## Start

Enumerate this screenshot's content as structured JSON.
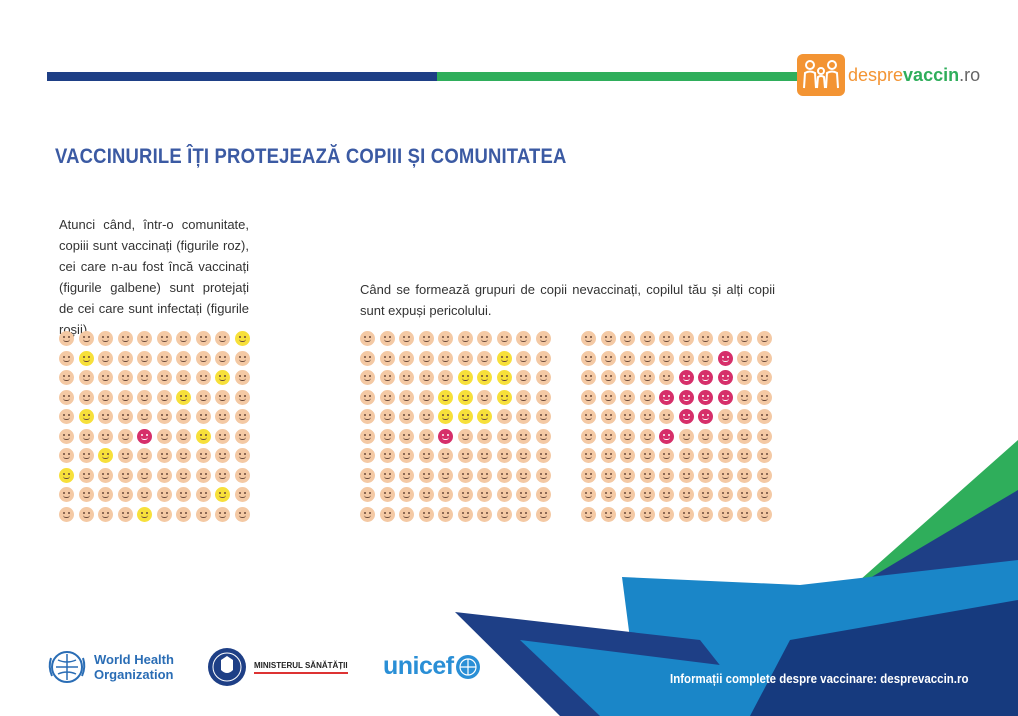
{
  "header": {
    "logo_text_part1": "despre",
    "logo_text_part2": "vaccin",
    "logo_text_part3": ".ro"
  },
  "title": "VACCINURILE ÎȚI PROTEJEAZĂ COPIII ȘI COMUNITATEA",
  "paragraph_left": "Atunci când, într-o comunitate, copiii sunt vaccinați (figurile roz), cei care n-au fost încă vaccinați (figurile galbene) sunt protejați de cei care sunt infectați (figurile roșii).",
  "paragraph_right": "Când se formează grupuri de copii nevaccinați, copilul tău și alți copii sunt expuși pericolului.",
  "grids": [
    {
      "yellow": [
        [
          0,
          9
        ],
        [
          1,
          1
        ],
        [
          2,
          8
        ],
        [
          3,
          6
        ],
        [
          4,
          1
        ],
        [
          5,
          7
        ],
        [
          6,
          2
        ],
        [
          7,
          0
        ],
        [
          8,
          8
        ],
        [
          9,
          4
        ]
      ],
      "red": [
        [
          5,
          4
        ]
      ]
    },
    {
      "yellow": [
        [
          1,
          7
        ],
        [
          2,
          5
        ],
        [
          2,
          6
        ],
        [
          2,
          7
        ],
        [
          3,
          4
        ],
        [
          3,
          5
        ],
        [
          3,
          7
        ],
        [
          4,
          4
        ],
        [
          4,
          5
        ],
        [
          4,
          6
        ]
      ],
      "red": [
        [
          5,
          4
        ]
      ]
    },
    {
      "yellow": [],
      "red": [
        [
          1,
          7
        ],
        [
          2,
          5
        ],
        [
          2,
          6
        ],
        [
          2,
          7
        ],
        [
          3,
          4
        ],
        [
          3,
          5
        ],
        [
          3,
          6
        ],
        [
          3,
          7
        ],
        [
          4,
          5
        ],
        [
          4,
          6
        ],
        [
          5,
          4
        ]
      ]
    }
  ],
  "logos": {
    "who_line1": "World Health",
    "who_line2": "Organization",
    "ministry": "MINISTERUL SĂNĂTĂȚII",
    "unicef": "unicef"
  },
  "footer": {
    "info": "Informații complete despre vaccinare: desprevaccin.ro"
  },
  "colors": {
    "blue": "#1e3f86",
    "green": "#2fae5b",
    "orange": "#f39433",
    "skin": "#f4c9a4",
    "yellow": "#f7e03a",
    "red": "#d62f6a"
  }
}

## End

_TASK BRIEF_. Go through the entries above and copy every line containing "despre".

_ANSWER TO THIS PROBLEM_.
    "logo_text_part1": "despre",
    "info": "Informații complete despre vaccinare: desprevaccin.ro"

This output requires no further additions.